Pictures do not belong in the copy, so please give every entry below again exactly.

(Records that describe figures)
----------------------------------------

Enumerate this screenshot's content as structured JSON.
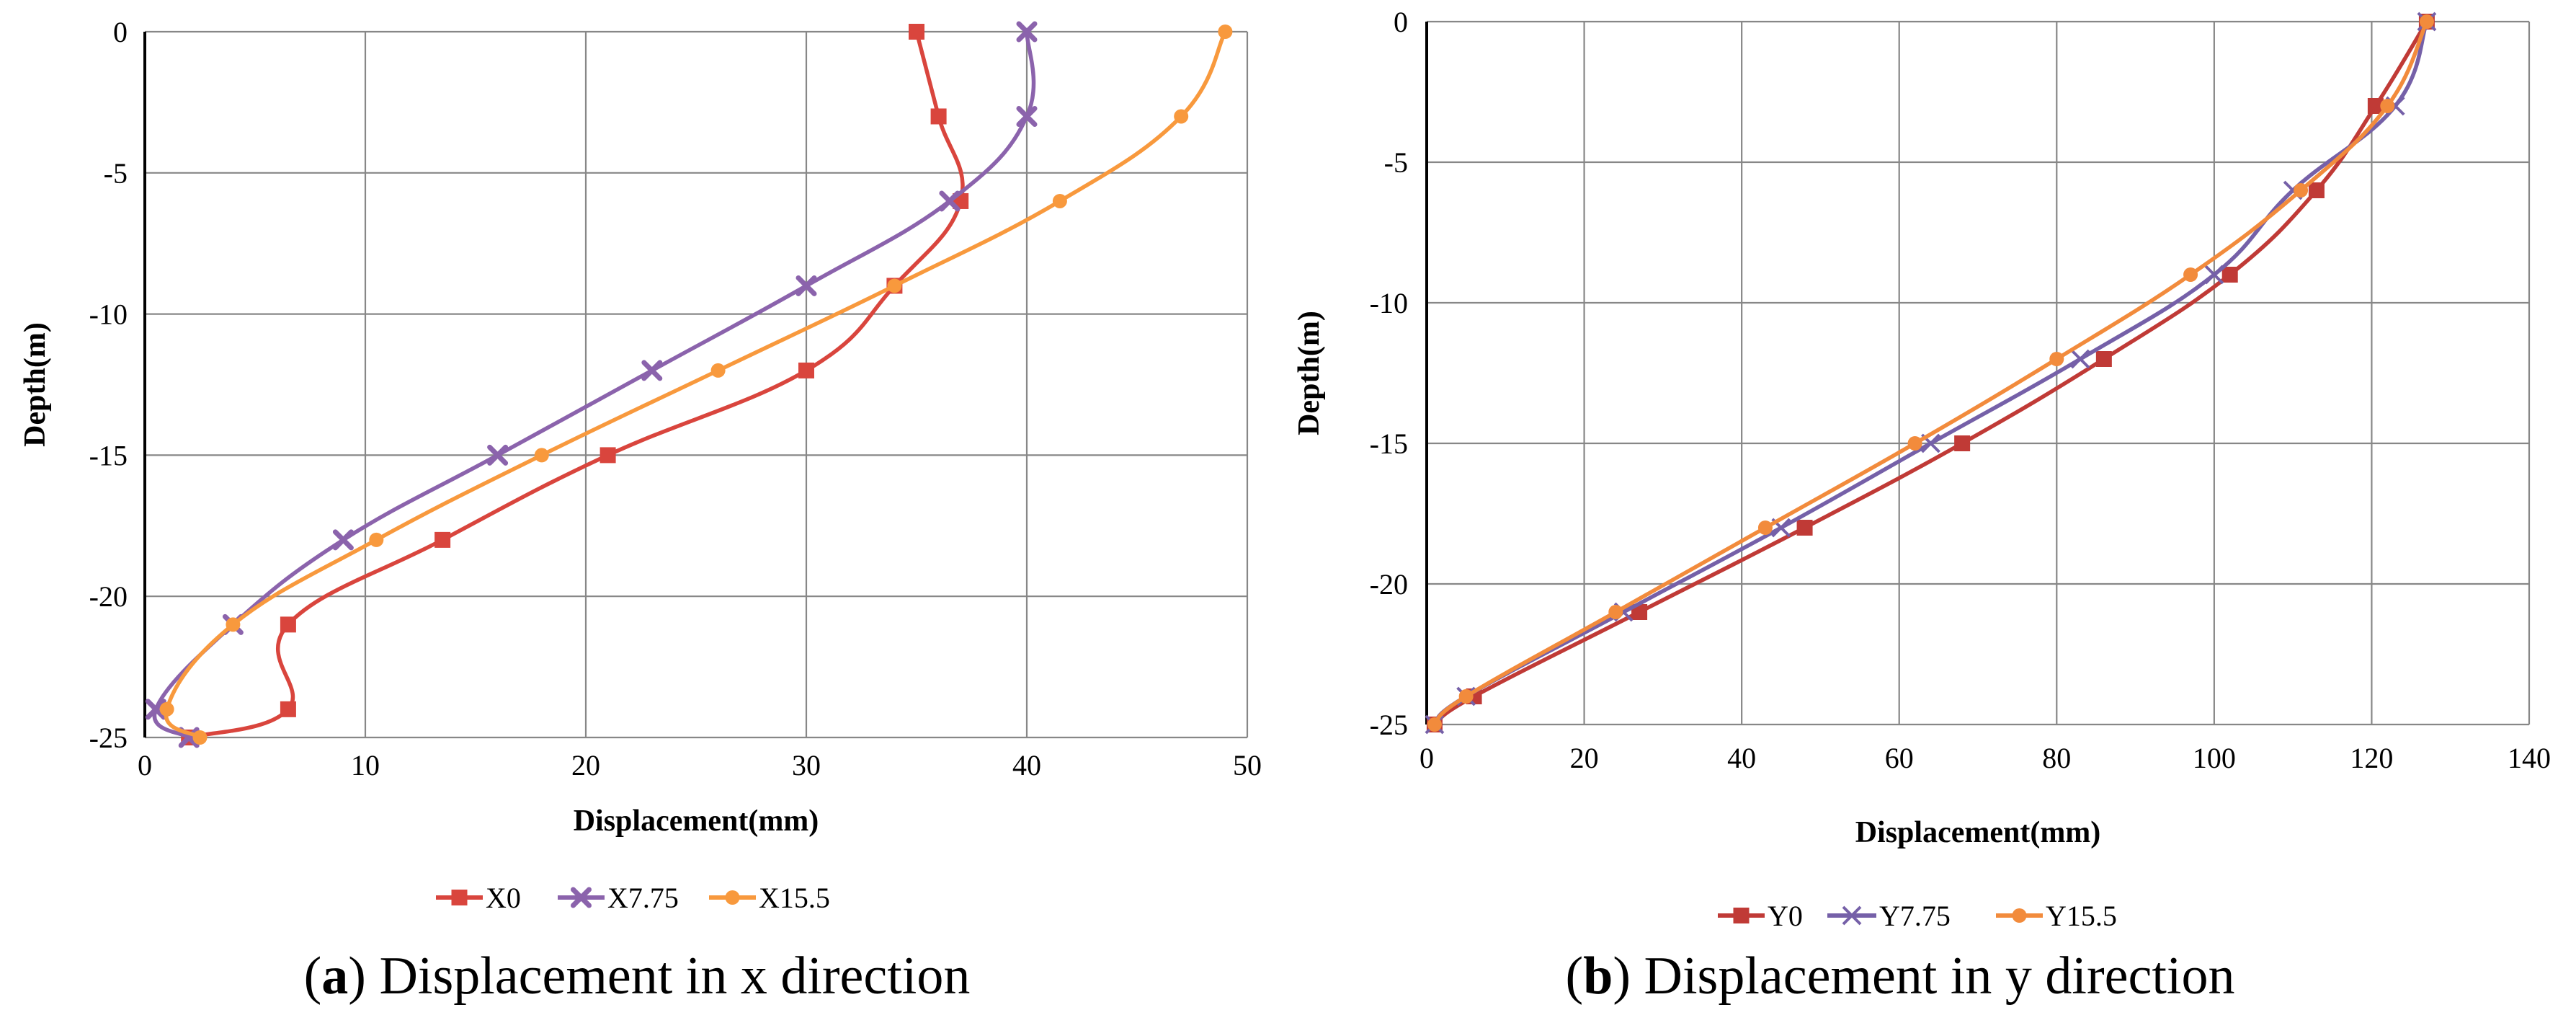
{
  "chart_data": [
    {
      "panel": "a",
      "type": "line",
      "title": "",
      "xlabel": "Displacement(mm)",
      "ylabel": "Depth(m)",
      "xlim": [
        0,
        50
      ],
      "ylim": [
        -25,
        0
      ],
      "xticks": [
        0,
        10,
        20,
        30,
        40,
        50
      ],
      "yticks": [
        0,
        -5,
        -10,
        -15,
        -20,
        -25
      ],
      "grid": true,
      "legend_position": "bottom",
      "caption_letter": "a",
      "caption_open": "(",
      "caption_close": ")",
      "caption_rest": " Displacement in x direction",
      "series": [
        {
          "name": "X0",
          "color": "#d9453d",
          "marker": "square",
          "points": [
            [
              35,
              0
            ],
            [
              36,
              -3
            ],
            [
              37,
              -6
            ],
            [
              34,
              -9
            ],
            [
              30,
              -12
            ],
            [
              21,
              -15
            ],
            [
              13.5,
              -18
            ],
            [
              6.5,
              -21
            ],
            [
              6.5,
              -24
            ],
            [
              2,
              -25
            ]
          ]
        },
        {
          "name": "X7.75",
          "color": "#8b63ac",
          "marker": "x-bold",
          "points": [
            [
              40,
              0
            ],
            [
              40,
              -3
            ],
            [
              36.5,
              -6
            ],
            [
              30,
              -9
            ],
            [
              23,
              -12
            ],
            [
              16,
              -15
            ],
            [
              9,
              -18
            ],
            [
              4,
              -21
            ],
            [
              0.5,
              -24
            ],
            [
              2,
              -25
            ]
          ]
        },
        {
          "name": "X15.5",
          "color": "#f8993d",
          "marker": "circle",
          "points": [
            [
              49,
              0
            ],
            [
              47,
              -3
            ],
            [
              41.5,
              -6
            ],
            [
              34,
              -9
            ],
            [
              26,
              -12
            ],
            [
              18,
              -15
            ],
            [
              10.5,
              -18
            ],
            [
              4,
              -21
            ],
            [
              1,
              -24
            ],
            [
              2.5,
              -25
            ]
          ]
        }
      ]
    },
    {
      "panel": "b",
      "type": "line",
      "title": "",
      "xlabel": "Displacement(mm)",
      "ylabel": "Depth(m)",
      "xlim": [
        0,
        140
      ],
      "ylim": [
        -25,
        0
      ],
      "xticks": [
        0,
        20,
        40,
        60,
        80,
        100,
        120,
        140
      ],
      "yticks": [
        0,
        -5,
        -10,
        -15,
        -20,
        -25
      ],
      "grid": true,
      "legend_position": "bottom",
      "caption_letter": "b",
      "caption_open": "(",
      "caption_close": ")",
      "caption_rest": " Displacement in y direction",
      "series": [
        {
          "name": "Y0",
          "color": "#c03a36",
          "marker": "square",
          "points": [
            [
              127,
              0
            ],
            [
              120.5,
              -3
            ],
            [
              113,
              -6
            ],
            [
              102,
              -9
            ],
            [
              86,
              -12
            ],
            [
              68,
              -15
            ],
            [
              48,
              -18
            ],
            [
              27,
              -21
            ],
            [
              6,
              -24
            ],
            [
              1,
              -25
            ]
          ]
        },
        {
          "name": "Y7.75",
          "color": "#7560a8",
          "marker": "x",
          "points": [
            [
              127,
              0
            ],
            [
              123,
              -3
            ],
            [
              110,
              -6
            ],
            [
              100,
              -9
            ],
            [
              83,
              -12
            ],
            [
              64,
              -15
            ],
            [
              45,
              -18
            ],
            [
              25,
              -21
            ],
            [
              5,
              -24
            ],
            [
              1,
              -25
            ]
          ]
        },
        {
          "name": "Y15.5",
          "color": "#f28b3c",
          "marker": "circle",
          "points": [
            [
              127,
              0
            ],
            [
              122,
              -3
            ],
            [
              111,
              -6
            ],
            [
              97,
              -9
            ],
            [
              80,
              -12
            ],
            [
              62,
              -15
            ],
            [
              43,
              -18
            ],
            [
              24,
              -21
            ],
            [
              5,
              -24
            ],
            [
              1,
              -25
            ]
          ]
        }
      ]
    }
  ]
}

----------------------------------------

**Response below**
Enumerate this screenshot's content as structured JSON.
{
  "chart_data": [
    {
      "panel": "a",
      "type": "line",
      "title": "",
      "xlabel": "Displacement(mm)",
      "ylabel": "Depth(m)",
      "xlim": [
        0,
        50
      ],
      "ylim": [
        -25,
        0
      ],
      "xticks": [
        0,
        10,
        20,
        30,
        40,
        50
      ],
      "yticks": [
        0,
        -5,
        -10,
        -15,
        -20,
        -25
      ],
      "grid": true,
      "legend_position": "bottom",
      "caption_letter": "a",
      "caption_open": "(",
      "caption_close": ")",
      "caption_rest": " Displacement in x direction",
      "series": [
        {
          "name": "X0",
          "color": "#d9453d",
          "marker": "square",
          "points": [
            [
              35,
              0
            ],
            [
              36,
              -3
            ],
            [
              37,
              -6
            ],
            [
              34,
              -9
            ],
            [
              30,
              -12
            ],
            [
              21,
              -15
            ],
            [
              13.5,
              -18
            ],
            [
              6.5,
              -21
            ],
            [
              6.5,
              -24
            ],
            [
              2,
              -25
            ]
          ]
        },
        {
          "name": "X7.75",
          "color": "#8b63ac",
          "marker": "x-bold",
          "points": [
            [
              40,
              0
            ],
            [
              40,
              -3
            ],
            [
              36.5,
              -6
            ],
            [
              30,
              -9
            ],
            [
              23,
              -12
            ],
            [
              16,
              -15
            ],
            [
              9,
              -18
            ],
            [
              4,
              -21
            ],
            [
              0.5,
              -24
            ],
            [
              2,
              -25
            ]
          ]
        },
        {
          "name": "X15.5",
          "color": "#f8993d",
          "marker": "circle",
          "points": [
            [
              49,
              0
            ],
            [
              47,
              -3
            ],
            [
              41.5,
              -6
            ],
            [
              34,
              -9
            ],
            [
              26,
              -12
            ],
            [
              18,
              -15
            ],
            [
              10.5,
              -18
            ],
            [
              4,
              -21
            ],
            [
              1,
              -24
            ],
            [
              2.5,
              -25
            ]
          ]
        }
      ]
    },
    {
      "panel": "b",
      "type": "line",
      "title": "",
      "xlabel": "Displacement(mm)",
      "ylabel": "Depth(m)",
      "xlim": [
        0,
        140
      ],
      "ylim": [
        -25,
        0
      ],
      "xticks": [
        0,
        20,
        40,
        60,
        80,
        100,
        120,
        140
      ],
      "yticks": [
        0,
        -5,
        -10,
        -15,
        -20,
        -25
      ],
      "grid": true,
      "legend_position": "bottom",
      "caption_letter": "b",
      "caption_open": "(",
      "caption_close": ")",
      "caption_rest": " Displacement in y direction",
      "series": [
        {
          "name": "Y0",
          "color": "#c03a36",
          "marker": "square",
          "points": [
            [
              127,
              0
            ],
            [
              120.5,
              -3
            ],
            [
              113,
              -6
            ],
            [
              102,
              -9
            ],
            [
              86,
              -12
            ],
            [
              68,
              -15
            ],
            [
              48,
              -18
            ],
            [
              27,
              -21
            ],
            [
              6,
              -24
            ],
            [
              1,
              -25
            ]
          ]
        },
        {
          "name": "Y7.75",
          "color": "#7560a8",
          "marker": "x",
          "points": [
            [
              127,
              0
            ],
            [
              123,
              -3
            ],
            [
              110,
              -6
            ],
            [
              100,
              -9
            ],
            [
              83,
              -12
            ],
            [
              64,
              -15
            ],
            [
              45,
              -18
            ],
            [
              25,
              -21
            ],
            [
              5,
              -24
            ],
            [
              1,
              -25
            ]
          ]
        },
        {
          "name": "Y15.5",
          "color": "#f28b3c",
          "marker": "circle",
          "points": [
            [
              127,
              0
            ],
            [
              122,
              -3
            ],
            [
              111,
              -6
            ],
            [
              97,
              -9
            ],
            [
              80,
              -12
            ],
            [
              62,
              -15
            ],
            [
              43,
              -18
            ],
            [
              24,
              -21
            ],
            [
              5,
              -24
            ],
            [
              1,
              -25
            ]
          ]
        }
      ]
    }
  ]
}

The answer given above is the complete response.